* **WHAT THE EXERCISE ASKS**:
Your task is to transcribe all of the data below exactly, omitting the images.

* **ENTRIES SUPPLIED**:
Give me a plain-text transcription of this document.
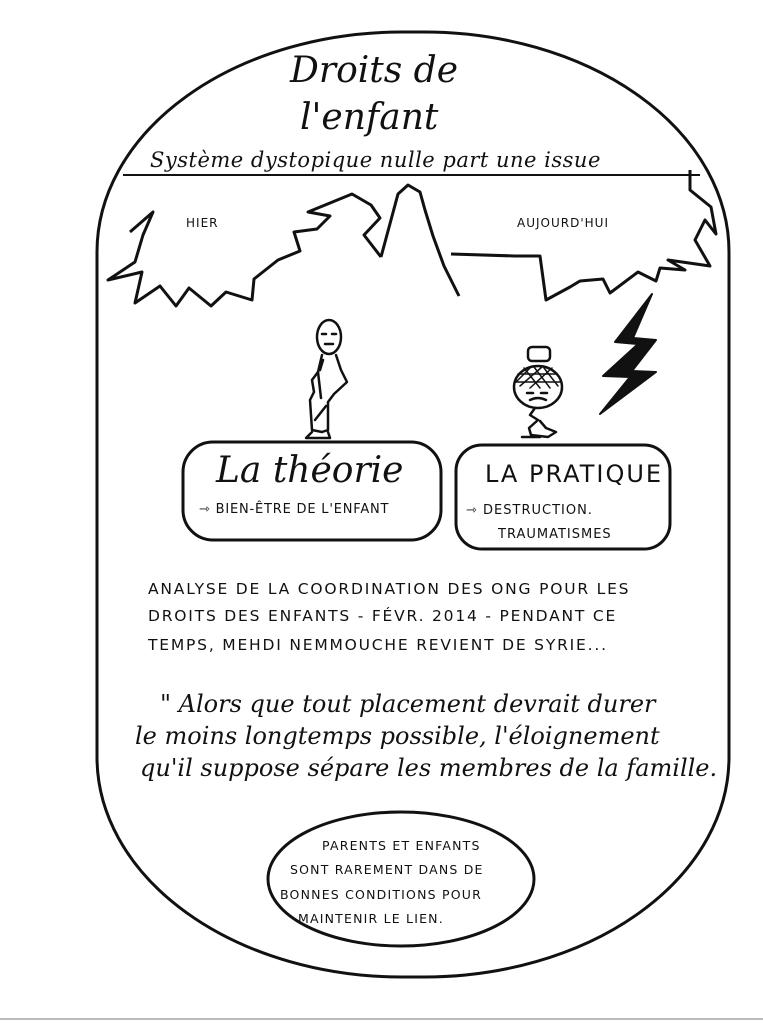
Droits de
l'enfant
Système dystopique nulle part une issue
HIER	AUJOURD'HUI
La théorie
⇾ BIEN-ÊTRE DE L'ENFANT
LA PRATIQUE
⇾ DESTRUCTION.
TRAUMATISMES
ANALYSE DE LA COORDINATION DES ONG POUR LES
DROITS DES ENFANTS - FÉVR. 2014 - PENDANT CE
TEMPS, MEHDI NEMMOUCHE REVIENT DE SYRIE...
" Alors que tout placement devrait durer
le moins longtemps possible, l'éloignement
qu'il suppose sépare les membres de la famille.
PARENTS ET ENFANTS
SONT RAREMENT DANS DE
BONNES CONDITIONS POUR
MAINTENIR LE LIEN.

* **WRITTEN RESPONSE**:
Give me a plain-text transcription of this document.
Droits de
l'enfant
Système dystopique nulle part une issue
HIER	AUJOURD'HUI
La théorie
⇾ BIEN-ÊTRE DE L'ENFANT
LA PRATIQUE
⇾ DESTRUCTION.
TRAUMATISMES
ANALYSE DE LA COORDINATION DES ONG POUR LES
DROITS DES ENFANTS - FÉVR. 2014 - PENDANT CE
TEMPS, MEHDI NEMMOUCHE REVIENT DE SYRIE...
" Alors que tout placement devrait durer
le moins longtemps possible, l'éloignement
qu'il suppose sépare les membres de la famille.
PARENTS ET ENFANTS
SONT RAREMENT DANS DE
BONNES CONDITIONS POUR
MAINTENIR LE LIEN.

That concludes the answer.